[Raw data]
────────────────

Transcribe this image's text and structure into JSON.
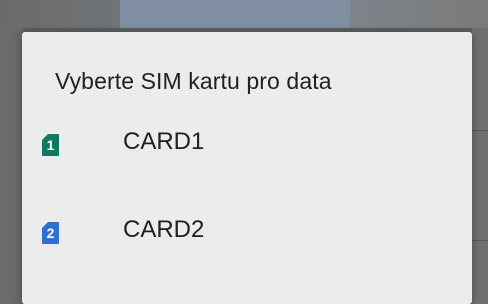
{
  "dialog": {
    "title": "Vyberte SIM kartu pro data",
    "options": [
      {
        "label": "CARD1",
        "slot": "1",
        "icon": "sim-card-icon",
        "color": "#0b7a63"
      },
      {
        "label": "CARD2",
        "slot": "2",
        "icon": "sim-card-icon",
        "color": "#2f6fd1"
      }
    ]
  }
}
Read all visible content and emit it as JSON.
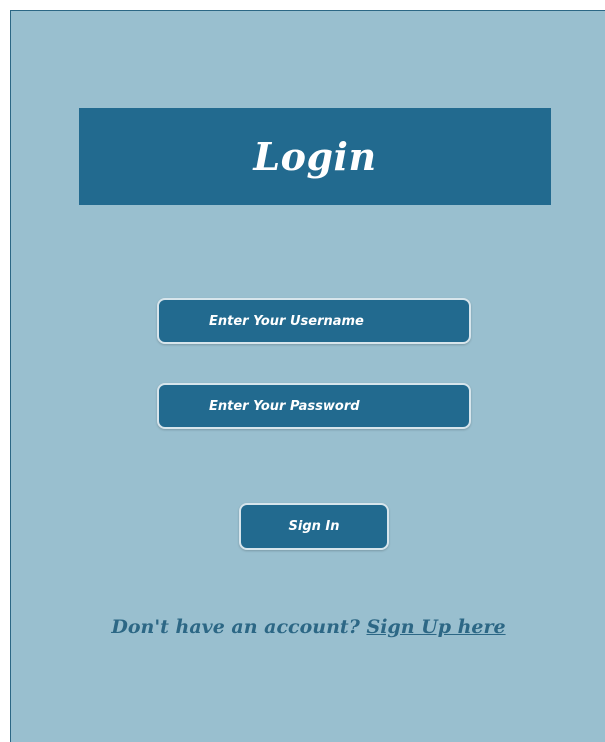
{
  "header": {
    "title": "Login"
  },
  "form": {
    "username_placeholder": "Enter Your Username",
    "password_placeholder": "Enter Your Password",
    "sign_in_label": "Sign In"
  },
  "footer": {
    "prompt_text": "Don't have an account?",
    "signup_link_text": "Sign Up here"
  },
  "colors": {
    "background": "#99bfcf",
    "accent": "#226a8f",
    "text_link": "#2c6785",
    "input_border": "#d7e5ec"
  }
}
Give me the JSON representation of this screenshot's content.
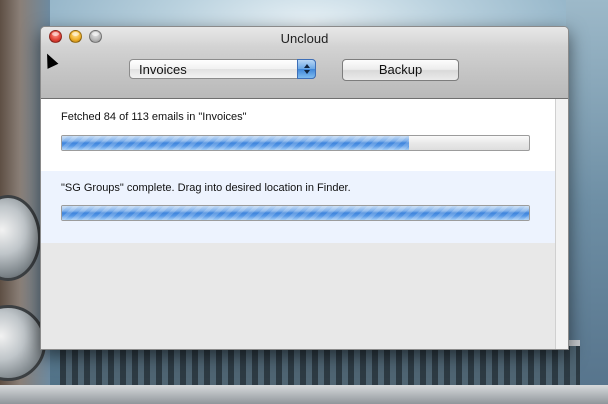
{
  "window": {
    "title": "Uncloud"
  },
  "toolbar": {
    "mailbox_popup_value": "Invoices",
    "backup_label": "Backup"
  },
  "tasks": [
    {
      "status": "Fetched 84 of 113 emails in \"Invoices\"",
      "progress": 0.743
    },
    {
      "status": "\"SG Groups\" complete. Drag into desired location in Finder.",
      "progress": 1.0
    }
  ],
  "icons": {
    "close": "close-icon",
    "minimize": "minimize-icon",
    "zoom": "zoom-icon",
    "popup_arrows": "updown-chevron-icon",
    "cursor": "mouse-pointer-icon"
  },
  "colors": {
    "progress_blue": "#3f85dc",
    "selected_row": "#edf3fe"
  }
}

────────────────

[What to work on]
Scan the entries above for the word "content" and collect each line holding it.

[Solution to this problem]
Read all visible content and emit it as JSON.
Give me the JSON representation of this screenshot's content.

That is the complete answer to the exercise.